| Task |
How many lines in the records below contain the word "регламента"? Answer with the number alone.

——————

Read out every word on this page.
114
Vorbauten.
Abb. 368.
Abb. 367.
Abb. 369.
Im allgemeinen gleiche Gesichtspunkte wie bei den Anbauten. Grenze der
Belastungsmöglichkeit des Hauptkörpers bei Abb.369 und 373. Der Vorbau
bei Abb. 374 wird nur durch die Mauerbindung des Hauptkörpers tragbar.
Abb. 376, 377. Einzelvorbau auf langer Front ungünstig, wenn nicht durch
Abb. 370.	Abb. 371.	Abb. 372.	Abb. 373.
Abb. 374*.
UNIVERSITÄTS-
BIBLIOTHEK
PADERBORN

——————

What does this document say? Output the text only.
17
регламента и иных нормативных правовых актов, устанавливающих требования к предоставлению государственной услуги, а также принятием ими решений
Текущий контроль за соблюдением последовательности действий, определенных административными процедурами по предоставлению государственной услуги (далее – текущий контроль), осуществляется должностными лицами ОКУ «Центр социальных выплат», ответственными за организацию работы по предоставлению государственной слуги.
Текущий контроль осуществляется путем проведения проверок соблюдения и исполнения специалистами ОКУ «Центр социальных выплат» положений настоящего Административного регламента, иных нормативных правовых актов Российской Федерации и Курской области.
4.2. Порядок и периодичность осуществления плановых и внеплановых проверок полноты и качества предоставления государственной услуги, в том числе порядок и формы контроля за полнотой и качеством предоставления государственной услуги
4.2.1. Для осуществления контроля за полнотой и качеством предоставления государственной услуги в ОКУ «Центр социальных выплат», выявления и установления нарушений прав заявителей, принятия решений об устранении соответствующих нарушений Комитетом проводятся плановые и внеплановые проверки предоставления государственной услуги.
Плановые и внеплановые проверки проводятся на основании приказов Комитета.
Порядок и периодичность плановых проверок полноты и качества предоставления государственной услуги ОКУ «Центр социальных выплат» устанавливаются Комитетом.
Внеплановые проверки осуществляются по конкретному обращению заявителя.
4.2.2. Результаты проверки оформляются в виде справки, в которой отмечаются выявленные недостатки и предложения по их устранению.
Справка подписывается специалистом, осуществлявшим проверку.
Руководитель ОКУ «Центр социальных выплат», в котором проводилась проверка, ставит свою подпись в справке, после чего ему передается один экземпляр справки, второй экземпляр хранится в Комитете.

——————

| Worked solution |
2